[Exercise objective] In the listing below, locate the lines that hold "icon" and copy them.

Collected data entries:
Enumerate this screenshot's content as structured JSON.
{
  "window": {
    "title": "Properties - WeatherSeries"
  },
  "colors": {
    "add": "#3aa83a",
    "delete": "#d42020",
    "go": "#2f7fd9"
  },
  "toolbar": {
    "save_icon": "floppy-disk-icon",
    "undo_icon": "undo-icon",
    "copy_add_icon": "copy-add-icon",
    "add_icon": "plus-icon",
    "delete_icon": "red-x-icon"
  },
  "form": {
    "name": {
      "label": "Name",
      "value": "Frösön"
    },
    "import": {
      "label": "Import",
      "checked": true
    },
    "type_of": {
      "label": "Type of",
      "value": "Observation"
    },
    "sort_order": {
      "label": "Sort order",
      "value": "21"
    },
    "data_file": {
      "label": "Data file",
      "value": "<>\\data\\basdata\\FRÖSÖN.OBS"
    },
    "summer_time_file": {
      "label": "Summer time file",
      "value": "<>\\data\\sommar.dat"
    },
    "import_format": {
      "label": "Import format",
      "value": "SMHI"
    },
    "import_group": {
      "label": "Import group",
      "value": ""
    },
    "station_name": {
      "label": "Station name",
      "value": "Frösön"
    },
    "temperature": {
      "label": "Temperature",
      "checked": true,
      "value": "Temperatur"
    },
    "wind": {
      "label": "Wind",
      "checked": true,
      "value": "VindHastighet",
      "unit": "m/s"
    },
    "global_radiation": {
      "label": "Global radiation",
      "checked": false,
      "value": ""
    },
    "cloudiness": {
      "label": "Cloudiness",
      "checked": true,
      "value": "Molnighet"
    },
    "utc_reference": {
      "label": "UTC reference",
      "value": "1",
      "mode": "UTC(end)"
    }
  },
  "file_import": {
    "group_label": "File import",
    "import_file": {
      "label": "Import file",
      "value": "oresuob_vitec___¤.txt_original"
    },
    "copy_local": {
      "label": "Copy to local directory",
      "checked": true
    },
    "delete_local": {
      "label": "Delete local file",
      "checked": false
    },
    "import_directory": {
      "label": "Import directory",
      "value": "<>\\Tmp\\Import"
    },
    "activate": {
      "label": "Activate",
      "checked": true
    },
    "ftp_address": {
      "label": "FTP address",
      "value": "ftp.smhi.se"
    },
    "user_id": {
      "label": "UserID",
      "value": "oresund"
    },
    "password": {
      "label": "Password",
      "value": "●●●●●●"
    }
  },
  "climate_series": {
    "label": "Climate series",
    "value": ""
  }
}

[Full solution]
    "save_icon": "floppy-disk-icon",
    "undo_icon": "undo-icon",
    "copy_add_icon": "copy-add-icon",
    "add_icon": "plus-icon",
    "delete_icon": "red-x-icon"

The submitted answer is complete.